Task to carry out →
Using the records that follow, copy every line containing the word "автомобиля".

[Lines of data]

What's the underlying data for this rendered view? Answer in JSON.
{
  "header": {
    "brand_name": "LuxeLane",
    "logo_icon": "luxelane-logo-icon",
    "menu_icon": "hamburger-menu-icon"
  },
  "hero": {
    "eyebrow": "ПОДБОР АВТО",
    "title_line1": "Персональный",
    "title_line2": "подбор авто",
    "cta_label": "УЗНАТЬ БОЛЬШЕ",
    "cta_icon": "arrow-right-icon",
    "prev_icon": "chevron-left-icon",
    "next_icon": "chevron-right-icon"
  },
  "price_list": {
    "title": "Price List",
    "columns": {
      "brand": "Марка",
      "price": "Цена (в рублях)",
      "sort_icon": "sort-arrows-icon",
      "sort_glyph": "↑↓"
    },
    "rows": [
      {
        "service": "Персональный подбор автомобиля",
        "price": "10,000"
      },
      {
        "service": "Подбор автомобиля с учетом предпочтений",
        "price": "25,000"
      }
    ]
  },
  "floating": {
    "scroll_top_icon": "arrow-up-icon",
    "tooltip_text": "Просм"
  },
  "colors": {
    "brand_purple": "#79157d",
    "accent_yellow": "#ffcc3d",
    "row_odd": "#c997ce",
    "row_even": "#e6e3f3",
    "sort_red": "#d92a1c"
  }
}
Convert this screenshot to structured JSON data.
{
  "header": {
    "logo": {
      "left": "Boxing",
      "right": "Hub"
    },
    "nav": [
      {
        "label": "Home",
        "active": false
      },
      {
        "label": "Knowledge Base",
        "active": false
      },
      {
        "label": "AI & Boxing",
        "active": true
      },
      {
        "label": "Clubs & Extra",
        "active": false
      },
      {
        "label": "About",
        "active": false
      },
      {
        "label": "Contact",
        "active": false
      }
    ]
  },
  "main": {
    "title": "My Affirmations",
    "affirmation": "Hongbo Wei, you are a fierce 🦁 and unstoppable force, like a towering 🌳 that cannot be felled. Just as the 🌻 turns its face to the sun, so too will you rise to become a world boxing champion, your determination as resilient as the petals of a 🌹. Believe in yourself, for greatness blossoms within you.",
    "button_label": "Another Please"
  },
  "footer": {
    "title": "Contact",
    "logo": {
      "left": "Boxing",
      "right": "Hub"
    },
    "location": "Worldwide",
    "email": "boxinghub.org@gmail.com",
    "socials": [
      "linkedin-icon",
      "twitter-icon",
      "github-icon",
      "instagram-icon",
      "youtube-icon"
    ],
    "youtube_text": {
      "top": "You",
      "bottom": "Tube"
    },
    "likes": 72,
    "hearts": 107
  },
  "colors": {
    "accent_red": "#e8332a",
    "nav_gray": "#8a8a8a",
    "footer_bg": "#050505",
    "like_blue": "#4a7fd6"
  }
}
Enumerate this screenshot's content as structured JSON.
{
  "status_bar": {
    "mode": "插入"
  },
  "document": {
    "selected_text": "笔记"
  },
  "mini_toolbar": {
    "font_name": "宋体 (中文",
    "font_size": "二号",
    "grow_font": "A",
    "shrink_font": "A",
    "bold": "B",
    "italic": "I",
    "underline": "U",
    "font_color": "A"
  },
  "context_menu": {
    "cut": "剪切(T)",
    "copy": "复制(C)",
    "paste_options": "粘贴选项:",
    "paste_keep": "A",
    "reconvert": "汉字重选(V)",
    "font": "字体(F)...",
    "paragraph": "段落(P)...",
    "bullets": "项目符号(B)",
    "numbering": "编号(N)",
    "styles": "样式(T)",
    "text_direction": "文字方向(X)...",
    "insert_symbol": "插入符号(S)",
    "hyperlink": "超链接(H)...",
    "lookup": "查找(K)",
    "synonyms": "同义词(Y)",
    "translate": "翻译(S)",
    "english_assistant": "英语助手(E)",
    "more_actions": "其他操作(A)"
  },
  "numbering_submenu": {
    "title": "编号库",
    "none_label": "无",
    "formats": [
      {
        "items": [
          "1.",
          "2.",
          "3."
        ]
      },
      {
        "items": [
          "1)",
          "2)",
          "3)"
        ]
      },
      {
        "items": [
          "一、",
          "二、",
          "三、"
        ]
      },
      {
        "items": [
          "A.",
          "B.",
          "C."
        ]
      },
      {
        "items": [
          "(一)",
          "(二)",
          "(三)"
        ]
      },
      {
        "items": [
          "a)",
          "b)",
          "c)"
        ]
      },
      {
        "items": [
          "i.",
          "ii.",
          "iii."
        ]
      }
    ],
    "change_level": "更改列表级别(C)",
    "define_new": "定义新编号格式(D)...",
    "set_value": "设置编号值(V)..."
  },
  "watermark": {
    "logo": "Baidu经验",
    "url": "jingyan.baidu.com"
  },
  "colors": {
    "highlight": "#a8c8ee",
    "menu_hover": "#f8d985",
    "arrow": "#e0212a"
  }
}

Output for this task →
        "service": "Персональный подбор автомобиля",
        "service": "Подбор автомобиля с учетом предпочтений",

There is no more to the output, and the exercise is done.